Every entry below should be printed exactly, without its images.

**********

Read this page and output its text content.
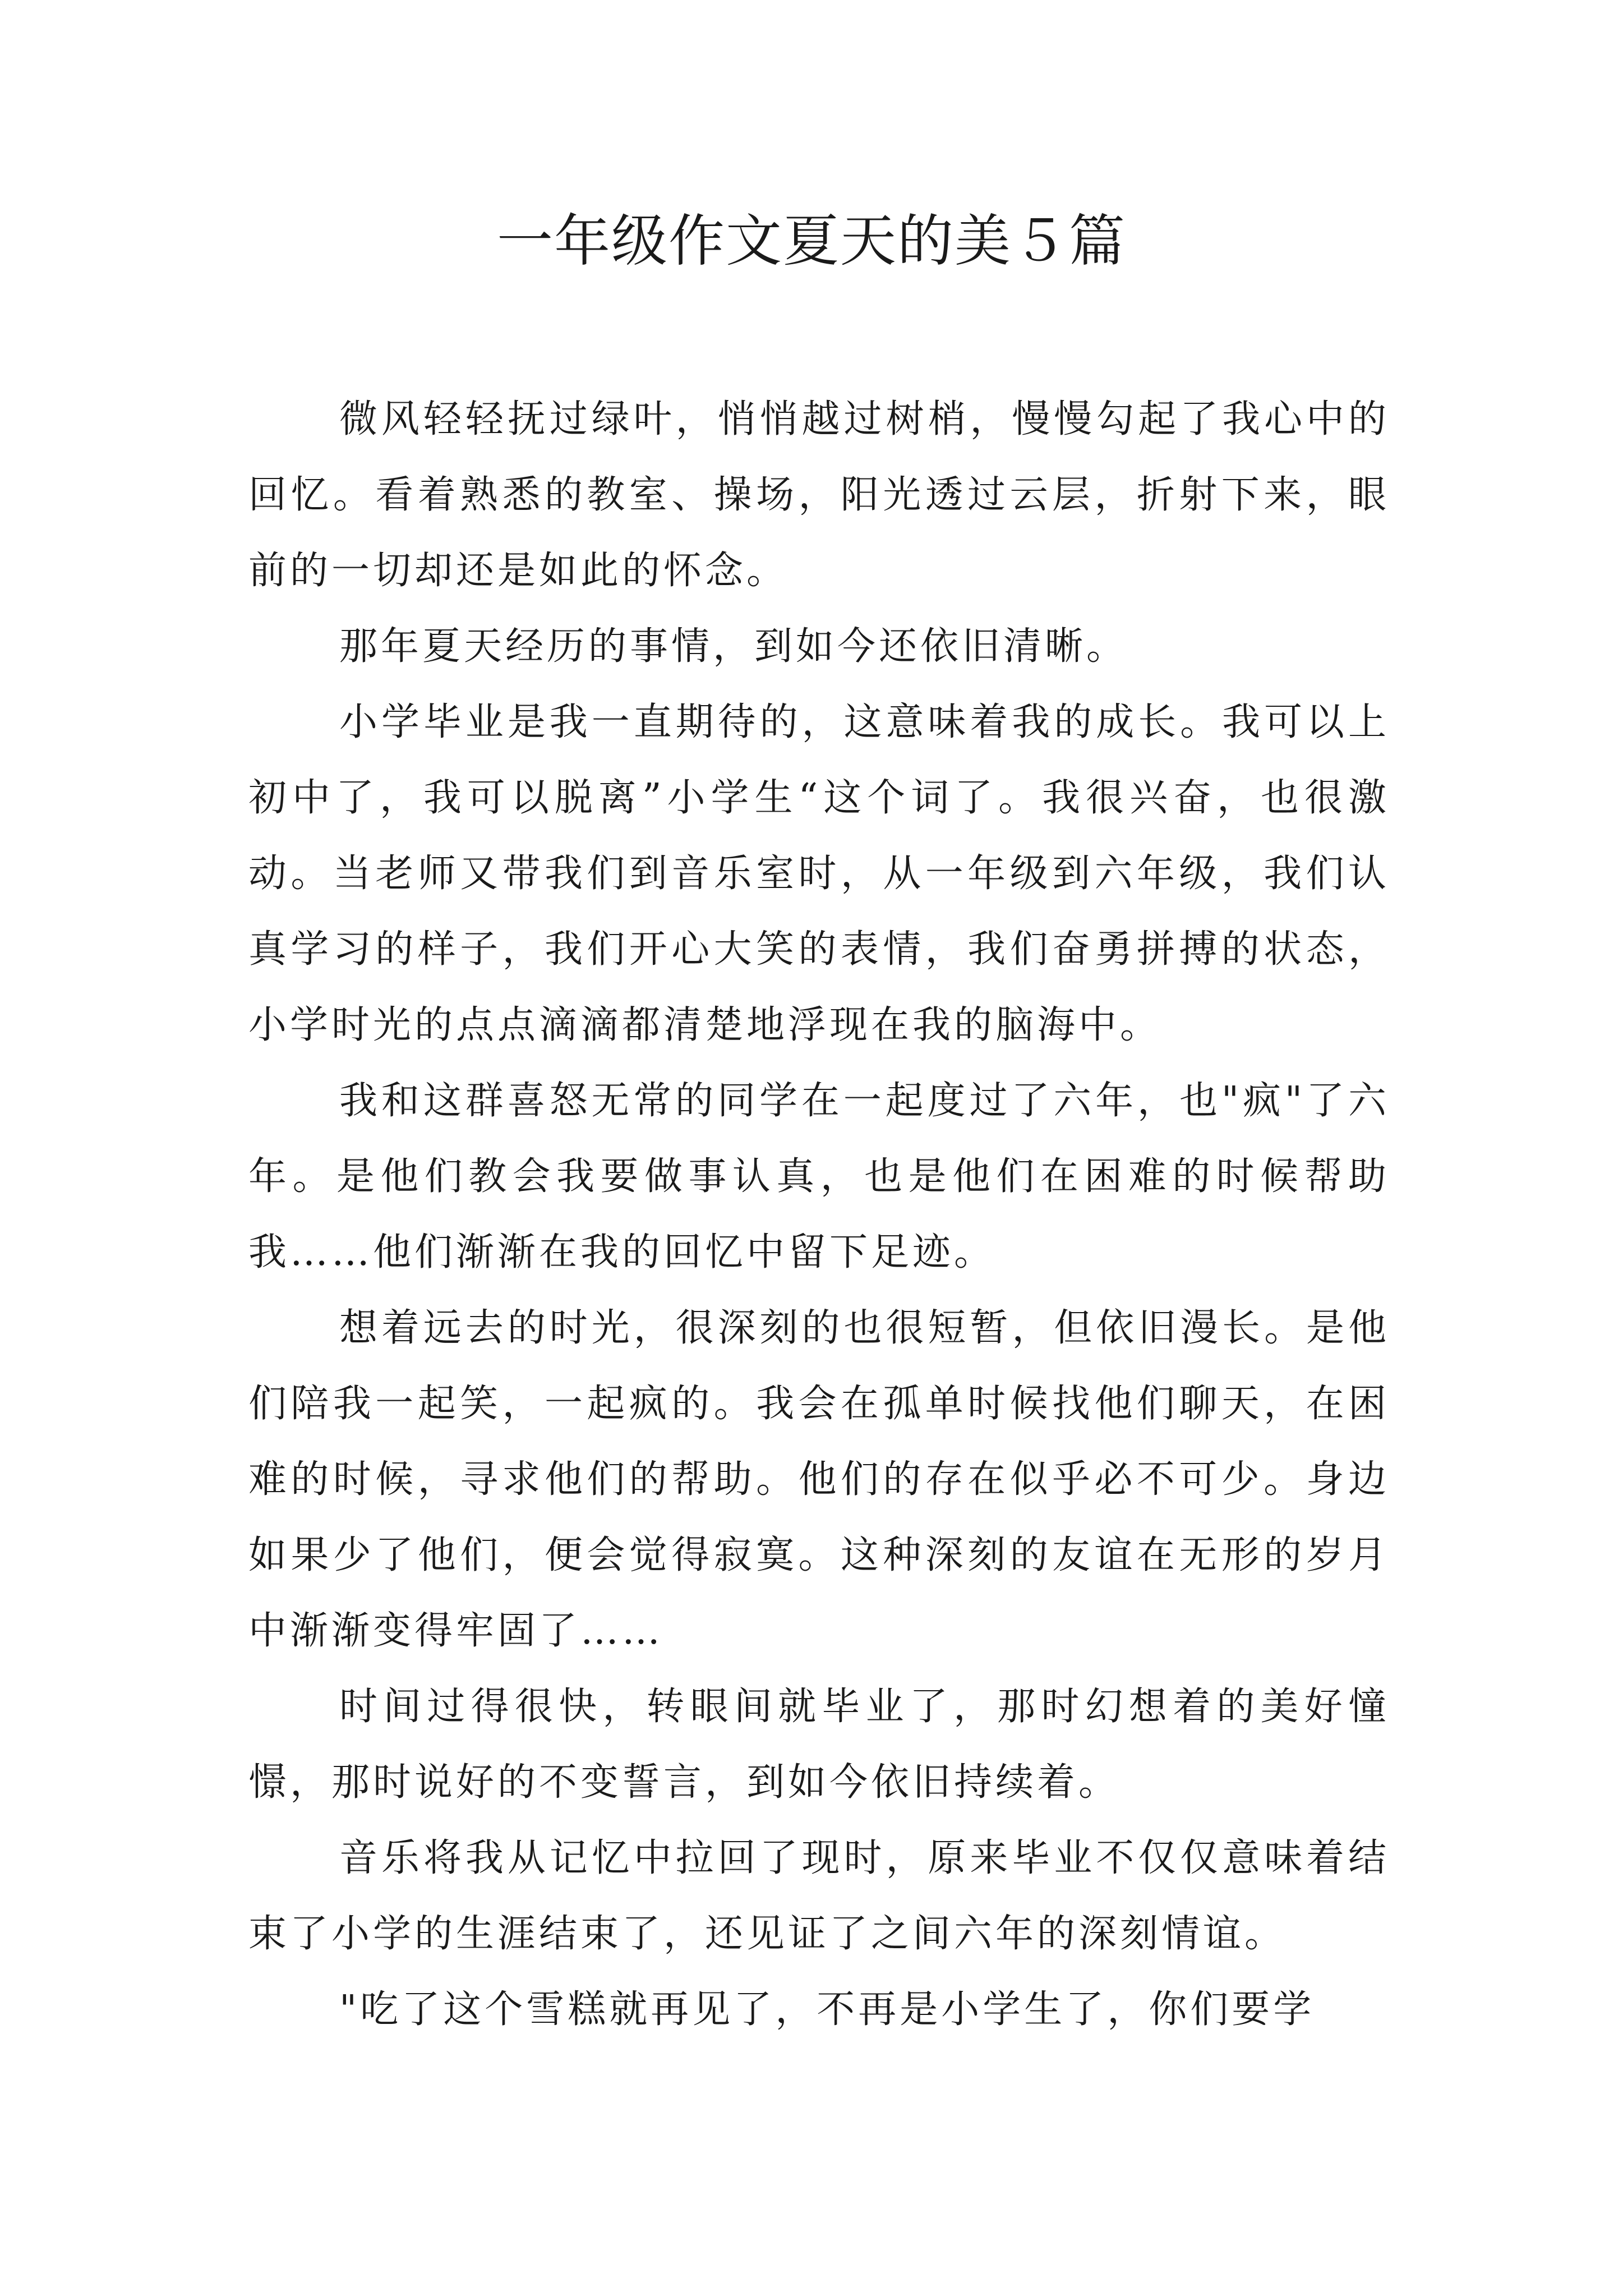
一年级作文夏天的美５篇

微风轻轻抚过绿叶，悄悄越过树梢，慢慢勾起了我心中的回忆。看着熟悉的教室、操场，阳光透过云层，折射下来，眼前的一切却还是如此的怀念。

那年夏天经历的事情，到如今还依旧清晰。

小学毕业是我一直期待的，这意味着我的成长。我可以上初中了，我可以脱离”小学生“这个词了。我很兴奋，也很激动。当老师又带我们到音乐室时，从一年级到六年级，我们认真学习的样子，我们开心大笑的表情，我们奋勇拼搏的状态，小学时光的点点滴滴都清楚地浮现在我的脑海中。

我和这群喜怒无常的同学在一起度过了六年，也"疯"了六年。是他们教会我要做事认真，也是他们在困难的时候帮助我……他们渐渐在我的回忆中留下足迹。

想着远去的时光，很深刻的也很短暂，但依旧漫长。是他们陪我一起笑，一起疯的。我会在孤单时候找他们聊天，在困难的时候，寻求他们的帮助。他们的存在似乎必不可少。身边如果少了他们，便会觉得寂寞。这种深刻的友谊在无形的岁月中渐渐变得牢固了……

时间过得很快，转眼间就毕业了，那时幻想着的美好憧憬，那时说好的不变誓言，到如今依旧持续着。

音乐将我从记忆中拉回了现时，原来毕业不仅仅意味着结束了小学的生涯结束了，还见证了之间六年的深刻情谊。

"吃了这个雪糕就再见了，不再是小学生了，你们要学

**********

### Answer to the exercise
Read this page and output its text content.
一年级作文夏天的美５篇

微风轻轻抚过绿叶，悄悄越过树梢，慢慢勾起了我心中的回忆。看着熟悉的教室、操场，阳光透过云层，折射下来，眼前的一切却还是如此的怀念。

那年夏天经历的事情，到如今还依旧清晰。

小学毕业是我一直期待的，这意味着我的成长。我可以上初中了，我可以脱离”小学生“这个词了。我很兴奋，也很激动。当老师又带我们到音乐室时，从一年级到六年级，我们认真学习的样子，我们开心大笑的表情，我们奋勇拼搏的状态，小学时光的点点滴滴都清楚地浮现在我的脑海中。

我和这群喜怒无常的同学在一起度过了六年，也"疯"了六年。是他们教会我要做事认真，也是他们在困难的时候帮助我……他们渐渐在我的回忆中留下足迹。

想着远去的时光，很深刻的也很短暂，但依旧漫长。是他们陪我一起笑，一起疯的。我会在孤单时候找他们聊天，在困难的时候，寻求他们的帮助。他们的存在似乎必不可少。身边如果少了他们，便会觉得寂寞。这种深刻的友谊在无形的岁月中渐渐变得牢固了……

时间过得很快，转眼间就毕业了，那时幻想着的美好憧憬，那时说好的不变誓言，到如今依旧持续着。

音乐将我从记忆中拉回了现时，原来毕业不仅仅意味着结束了小学的生涯结束了，还见证了之间六年的深刻情谊。

"吃了这个雪糕就再见了，不再是小学生了，你们要学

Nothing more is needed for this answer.